**DO THIS**. Only the number is needed: how many lines of the records include "TIRE"?

(Excerpts from a figure dataset)
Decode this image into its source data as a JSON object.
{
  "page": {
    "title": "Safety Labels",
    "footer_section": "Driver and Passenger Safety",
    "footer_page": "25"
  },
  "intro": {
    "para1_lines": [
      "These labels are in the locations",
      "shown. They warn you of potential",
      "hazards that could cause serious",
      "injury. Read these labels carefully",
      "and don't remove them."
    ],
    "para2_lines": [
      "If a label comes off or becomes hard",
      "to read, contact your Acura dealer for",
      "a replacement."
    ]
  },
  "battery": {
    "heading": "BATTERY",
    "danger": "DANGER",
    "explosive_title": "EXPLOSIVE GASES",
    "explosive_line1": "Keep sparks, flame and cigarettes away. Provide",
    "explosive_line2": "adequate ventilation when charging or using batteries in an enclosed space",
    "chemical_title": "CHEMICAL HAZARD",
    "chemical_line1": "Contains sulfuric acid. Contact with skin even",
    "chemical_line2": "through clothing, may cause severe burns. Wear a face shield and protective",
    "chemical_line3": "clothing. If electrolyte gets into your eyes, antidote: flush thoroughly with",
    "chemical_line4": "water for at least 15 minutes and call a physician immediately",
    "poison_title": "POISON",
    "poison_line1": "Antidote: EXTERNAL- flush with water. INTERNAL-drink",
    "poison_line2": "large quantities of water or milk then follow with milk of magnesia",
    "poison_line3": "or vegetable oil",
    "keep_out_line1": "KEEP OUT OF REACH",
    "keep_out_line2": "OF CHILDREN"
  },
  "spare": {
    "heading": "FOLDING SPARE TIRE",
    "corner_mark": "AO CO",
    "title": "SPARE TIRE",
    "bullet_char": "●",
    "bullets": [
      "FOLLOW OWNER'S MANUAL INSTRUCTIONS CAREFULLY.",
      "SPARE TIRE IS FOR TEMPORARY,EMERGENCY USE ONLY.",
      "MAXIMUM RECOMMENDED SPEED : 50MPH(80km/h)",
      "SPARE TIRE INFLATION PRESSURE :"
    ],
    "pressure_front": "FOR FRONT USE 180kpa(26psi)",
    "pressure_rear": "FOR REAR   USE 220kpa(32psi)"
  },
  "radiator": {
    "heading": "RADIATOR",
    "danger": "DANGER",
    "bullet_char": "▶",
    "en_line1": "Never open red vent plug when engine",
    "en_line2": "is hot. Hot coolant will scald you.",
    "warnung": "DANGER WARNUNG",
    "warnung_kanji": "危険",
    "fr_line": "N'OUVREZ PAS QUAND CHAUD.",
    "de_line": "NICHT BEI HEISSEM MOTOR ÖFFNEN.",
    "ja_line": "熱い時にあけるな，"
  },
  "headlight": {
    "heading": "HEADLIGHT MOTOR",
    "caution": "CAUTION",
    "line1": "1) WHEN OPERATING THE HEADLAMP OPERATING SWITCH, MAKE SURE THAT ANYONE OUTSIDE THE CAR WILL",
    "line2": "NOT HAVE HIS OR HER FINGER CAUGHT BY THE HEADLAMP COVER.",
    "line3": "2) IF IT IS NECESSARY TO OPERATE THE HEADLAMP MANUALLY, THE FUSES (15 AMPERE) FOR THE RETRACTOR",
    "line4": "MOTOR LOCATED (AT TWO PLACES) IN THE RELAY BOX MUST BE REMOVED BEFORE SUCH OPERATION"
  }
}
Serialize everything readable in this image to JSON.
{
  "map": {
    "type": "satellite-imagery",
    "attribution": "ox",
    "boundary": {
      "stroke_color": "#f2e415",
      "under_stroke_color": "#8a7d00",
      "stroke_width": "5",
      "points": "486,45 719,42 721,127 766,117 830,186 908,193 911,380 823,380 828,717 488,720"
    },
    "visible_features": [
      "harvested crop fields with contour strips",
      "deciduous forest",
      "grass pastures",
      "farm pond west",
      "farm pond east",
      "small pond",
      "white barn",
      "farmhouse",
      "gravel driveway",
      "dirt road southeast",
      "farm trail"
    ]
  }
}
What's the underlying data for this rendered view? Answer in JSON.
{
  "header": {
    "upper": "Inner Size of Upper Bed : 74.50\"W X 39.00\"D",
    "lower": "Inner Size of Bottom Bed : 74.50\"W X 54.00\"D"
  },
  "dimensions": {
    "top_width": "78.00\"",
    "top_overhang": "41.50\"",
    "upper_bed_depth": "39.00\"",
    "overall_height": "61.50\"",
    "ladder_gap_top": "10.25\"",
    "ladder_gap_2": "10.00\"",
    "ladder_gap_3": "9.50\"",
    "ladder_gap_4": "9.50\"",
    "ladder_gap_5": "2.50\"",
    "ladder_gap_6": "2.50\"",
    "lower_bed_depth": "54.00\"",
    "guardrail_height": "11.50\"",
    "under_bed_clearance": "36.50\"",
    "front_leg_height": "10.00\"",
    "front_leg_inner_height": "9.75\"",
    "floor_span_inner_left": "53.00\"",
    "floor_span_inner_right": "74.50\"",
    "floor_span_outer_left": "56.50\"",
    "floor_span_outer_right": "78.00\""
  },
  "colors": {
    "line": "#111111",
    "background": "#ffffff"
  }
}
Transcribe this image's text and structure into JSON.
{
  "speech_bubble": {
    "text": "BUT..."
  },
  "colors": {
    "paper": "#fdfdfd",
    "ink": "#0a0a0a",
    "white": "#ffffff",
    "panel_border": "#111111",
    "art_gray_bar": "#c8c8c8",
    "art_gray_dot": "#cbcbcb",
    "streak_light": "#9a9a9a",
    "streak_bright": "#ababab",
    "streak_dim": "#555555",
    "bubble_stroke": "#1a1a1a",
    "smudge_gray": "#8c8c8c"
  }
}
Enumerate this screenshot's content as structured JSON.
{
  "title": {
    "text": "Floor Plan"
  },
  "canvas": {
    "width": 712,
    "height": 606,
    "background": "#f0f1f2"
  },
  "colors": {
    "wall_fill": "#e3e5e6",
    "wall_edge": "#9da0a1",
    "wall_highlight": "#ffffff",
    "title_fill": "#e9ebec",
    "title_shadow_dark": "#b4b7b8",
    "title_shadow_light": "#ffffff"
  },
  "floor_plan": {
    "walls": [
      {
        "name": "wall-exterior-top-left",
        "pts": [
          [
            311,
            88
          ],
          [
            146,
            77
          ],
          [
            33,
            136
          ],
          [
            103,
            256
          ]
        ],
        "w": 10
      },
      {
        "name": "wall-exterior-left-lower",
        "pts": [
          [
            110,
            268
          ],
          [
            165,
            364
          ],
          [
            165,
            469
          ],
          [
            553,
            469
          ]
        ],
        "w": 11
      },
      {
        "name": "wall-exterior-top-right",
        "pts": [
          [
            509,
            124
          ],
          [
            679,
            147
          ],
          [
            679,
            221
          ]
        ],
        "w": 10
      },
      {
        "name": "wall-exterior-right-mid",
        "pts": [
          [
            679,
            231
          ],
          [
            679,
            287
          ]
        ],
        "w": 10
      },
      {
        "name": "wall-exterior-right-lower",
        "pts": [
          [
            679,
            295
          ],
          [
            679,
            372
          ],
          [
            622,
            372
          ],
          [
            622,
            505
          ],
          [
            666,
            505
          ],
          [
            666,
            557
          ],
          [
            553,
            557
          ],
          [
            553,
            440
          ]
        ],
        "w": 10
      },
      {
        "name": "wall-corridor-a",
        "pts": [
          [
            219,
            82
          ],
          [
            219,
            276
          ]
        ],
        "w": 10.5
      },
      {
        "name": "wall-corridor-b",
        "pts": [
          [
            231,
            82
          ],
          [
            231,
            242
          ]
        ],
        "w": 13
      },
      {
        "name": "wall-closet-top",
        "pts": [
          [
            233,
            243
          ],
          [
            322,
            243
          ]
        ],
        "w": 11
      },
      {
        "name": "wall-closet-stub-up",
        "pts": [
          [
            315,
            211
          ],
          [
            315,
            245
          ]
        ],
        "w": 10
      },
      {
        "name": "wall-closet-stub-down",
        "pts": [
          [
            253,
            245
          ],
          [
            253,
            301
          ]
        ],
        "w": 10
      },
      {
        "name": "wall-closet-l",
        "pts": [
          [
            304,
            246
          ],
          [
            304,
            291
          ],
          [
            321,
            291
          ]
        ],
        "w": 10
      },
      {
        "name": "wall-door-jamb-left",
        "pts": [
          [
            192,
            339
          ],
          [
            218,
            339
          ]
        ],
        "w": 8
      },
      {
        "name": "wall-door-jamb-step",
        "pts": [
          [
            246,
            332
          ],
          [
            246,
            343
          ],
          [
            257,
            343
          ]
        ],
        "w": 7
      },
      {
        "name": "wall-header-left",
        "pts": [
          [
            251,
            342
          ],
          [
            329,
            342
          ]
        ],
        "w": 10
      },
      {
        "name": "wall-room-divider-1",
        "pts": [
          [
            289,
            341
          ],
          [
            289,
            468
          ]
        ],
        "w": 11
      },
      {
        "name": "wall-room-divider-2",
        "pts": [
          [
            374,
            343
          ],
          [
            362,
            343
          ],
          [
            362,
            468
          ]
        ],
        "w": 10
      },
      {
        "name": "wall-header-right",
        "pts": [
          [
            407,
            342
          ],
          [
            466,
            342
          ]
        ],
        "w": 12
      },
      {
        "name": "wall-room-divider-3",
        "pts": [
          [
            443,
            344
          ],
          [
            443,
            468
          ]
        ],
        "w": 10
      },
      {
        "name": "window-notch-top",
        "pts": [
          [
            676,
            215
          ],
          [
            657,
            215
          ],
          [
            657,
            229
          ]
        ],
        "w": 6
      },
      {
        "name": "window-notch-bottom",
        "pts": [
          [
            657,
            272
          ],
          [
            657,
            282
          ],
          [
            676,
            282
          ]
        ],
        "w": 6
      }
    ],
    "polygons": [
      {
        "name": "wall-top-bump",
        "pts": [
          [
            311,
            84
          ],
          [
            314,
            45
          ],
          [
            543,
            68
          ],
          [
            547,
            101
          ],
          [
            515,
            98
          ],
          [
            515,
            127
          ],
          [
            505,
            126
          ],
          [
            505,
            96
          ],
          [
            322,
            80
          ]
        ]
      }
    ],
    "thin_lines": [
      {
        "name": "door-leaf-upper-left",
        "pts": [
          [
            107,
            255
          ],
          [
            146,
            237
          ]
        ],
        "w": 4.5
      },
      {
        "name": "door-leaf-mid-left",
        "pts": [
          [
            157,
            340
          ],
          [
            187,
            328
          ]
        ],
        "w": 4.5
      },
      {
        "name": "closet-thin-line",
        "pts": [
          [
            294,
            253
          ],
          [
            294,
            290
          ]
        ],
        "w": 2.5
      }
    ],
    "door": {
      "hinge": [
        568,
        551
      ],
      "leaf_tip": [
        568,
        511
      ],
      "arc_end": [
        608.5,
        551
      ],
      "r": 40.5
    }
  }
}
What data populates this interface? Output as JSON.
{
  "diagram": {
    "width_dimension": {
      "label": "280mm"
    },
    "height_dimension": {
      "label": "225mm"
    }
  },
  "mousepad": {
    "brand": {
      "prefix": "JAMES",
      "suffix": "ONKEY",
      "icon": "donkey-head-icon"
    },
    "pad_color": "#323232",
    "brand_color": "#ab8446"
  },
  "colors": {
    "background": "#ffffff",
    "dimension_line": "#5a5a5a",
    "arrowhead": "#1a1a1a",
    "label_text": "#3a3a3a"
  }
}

**COMPLETED EXERCISE**. 4